→ **Exercise**
Answer these questions using the abstract on alpha tubulin inhibitors below:
1. Which human tubulin isotypes were used in the docking simulations?
2. What score was used to evaluate the binding affinities of the compounds?
3. Which plant species are named as having tubulin sequences particularly similar to human ones?

→ **Source document**

⟨

In silico computational research of alpha tubulin inhibitors, their binding sites and comparison between human and plant organisms.

In this study, an advanced computational in silico approach was applied to explore how various naturally derived compounds interact with alpha tubulin, focusing on well-known binding sites in human isotypes commonly expressed in tumors. The primary objective was to determine the binding affinities of these compounds and compare them with similar interactions in several plant species to assess potential similarities. The methodology followed a step-by-step process, starting with the creation of 3D structures of tubulin heterodimers using homology modeling. Binding site geometries were reconstructed through molecular modeling tools, and docking simulations were performed to analyze the interactions of various inhibitors with the human tubulin isotypes TUBA1A, TUBA1B, and TUBA4A. The binding affinities of these compounds were evaluated based on the S-score, which measures the strength and stability of molecular interactions. Additionally, plant-derived tubulin sequences were obtained and analyzed to explore similarities with human tubulin, and docking simulations were performed on selected plant tubulin structures. The study revealed that many plant tubulin sequences share a high degree of similarity with human ones, particularly from species like Taxus baccata and Prunus dulcis, offering new opportunities for sustainable drug discovery using plant-based sources. Results from the docking simulations highlighted several promising compounds, with notable interactions involving compounds like Eribulin, Cevipabulin, and Gatorbulin, which showed high binding affinities to specific tubulin isotypes. This research highlights the potential of using computational models to predict molecular interactions for drug development, with a particular focus on anticancer therapies targeting microtubules.

⟩

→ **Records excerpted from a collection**
⟨

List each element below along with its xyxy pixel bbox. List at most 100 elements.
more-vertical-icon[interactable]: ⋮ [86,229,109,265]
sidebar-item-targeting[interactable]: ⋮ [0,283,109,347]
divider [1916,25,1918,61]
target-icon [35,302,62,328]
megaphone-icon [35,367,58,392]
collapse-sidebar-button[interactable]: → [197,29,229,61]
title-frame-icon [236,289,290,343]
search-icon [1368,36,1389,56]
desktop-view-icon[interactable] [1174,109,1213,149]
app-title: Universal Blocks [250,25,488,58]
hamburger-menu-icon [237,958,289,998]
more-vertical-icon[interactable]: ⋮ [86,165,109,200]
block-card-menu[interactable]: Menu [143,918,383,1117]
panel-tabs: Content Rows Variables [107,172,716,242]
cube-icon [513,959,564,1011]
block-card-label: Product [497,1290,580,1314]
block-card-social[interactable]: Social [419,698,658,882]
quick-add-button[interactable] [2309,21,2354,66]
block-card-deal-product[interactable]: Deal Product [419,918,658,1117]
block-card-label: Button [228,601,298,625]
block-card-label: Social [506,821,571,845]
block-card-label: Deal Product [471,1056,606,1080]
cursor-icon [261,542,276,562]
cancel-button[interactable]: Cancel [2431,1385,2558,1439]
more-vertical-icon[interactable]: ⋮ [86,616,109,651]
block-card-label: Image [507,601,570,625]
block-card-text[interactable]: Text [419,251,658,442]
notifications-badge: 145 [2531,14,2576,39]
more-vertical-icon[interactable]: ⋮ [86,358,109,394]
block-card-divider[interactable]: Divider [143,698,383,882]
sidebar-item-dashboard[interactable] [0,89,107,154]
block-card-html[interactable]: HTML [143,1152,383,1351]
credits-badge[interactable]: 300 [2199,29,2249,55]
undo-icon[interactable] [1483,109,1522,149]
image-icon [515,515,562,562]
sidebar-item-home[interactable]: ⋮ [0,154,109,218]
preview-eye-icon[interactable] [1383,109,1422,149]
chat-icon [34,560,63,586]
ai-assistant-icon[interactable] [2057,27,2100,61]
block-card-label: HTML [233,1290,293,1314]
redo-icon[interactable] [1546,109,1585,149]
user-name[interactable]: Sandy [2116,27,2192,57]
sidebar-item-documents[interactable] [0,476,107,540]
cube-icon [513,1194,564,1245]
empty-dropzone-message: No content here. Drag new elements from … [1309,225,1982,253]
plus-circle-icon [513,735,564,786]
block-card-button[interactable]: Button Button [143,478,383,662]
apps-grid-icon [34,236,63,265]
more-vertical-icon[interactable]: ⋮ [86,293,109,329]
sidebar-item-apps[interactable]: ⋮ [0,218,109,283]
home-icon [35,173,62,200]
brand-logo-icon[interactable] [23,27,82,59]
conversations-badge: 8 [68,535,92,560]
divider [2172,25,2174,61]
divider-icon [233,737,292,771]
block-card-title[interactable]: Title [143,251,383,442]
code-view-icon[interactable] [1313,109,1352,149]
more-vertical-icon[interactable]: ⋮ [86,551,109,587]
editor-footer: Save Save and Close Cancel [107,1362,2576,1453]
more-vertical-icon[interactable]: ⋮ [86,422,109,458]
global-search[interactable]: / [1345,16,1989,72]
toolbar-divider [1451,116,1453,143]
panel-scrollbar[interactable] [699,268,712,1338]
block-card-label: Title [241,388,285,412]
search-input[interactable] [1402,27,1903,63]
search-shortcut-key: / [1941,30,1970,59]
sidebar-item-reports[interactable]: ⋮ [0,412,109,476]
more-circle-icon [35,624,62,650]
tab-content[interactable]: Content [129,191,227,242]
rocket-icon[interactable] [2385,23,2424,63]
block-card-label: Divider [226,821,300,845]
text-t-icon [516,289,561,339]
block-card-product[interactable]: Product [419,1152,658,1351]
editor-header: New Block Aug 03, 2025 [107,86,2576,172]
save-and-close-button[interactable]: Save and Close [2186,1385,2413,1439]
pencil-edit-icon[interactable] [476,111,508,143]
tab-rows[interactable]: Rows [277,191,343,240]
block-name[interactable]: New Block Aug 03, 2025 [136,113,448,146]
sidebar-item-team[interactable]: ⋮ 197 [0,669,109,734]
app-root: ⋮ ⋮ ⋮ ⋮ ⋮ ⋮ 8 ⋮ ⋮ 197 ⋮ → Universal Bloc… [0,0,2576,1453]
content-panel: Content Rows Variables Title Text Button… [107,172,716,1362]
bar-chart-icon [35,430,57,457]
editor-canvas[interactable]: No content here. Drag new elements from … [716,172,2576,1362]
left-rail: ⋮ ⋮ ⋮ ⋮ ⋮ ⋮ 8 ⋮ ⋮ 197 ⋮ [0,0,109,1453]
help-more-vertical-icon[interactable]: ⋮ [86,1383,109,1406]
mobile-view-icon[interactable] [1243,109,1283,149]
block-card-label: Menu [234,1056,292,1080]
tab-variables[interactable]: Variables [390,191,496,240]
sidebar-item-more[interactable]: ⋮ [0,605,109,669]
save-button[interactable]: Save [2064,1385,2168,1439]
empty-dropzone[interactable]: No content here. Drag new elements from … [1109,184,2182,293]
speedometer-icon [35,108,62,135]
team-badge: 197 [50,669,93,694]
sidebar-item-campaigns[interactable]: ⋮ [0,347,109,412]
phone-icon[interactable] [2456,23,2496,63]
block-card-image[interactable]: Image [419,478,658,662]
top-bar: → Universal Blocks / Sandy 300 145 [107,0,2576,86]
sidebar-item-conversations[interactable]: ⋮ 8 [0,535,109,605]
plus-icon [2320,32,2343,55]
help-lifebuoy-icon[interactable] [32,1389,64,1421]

⟩

→ **Exercise result**
1. TUBA1A, TUBA1B, and TUBA4A.
2. The S-score.
3. Taxus baccata and Prunus dulcis.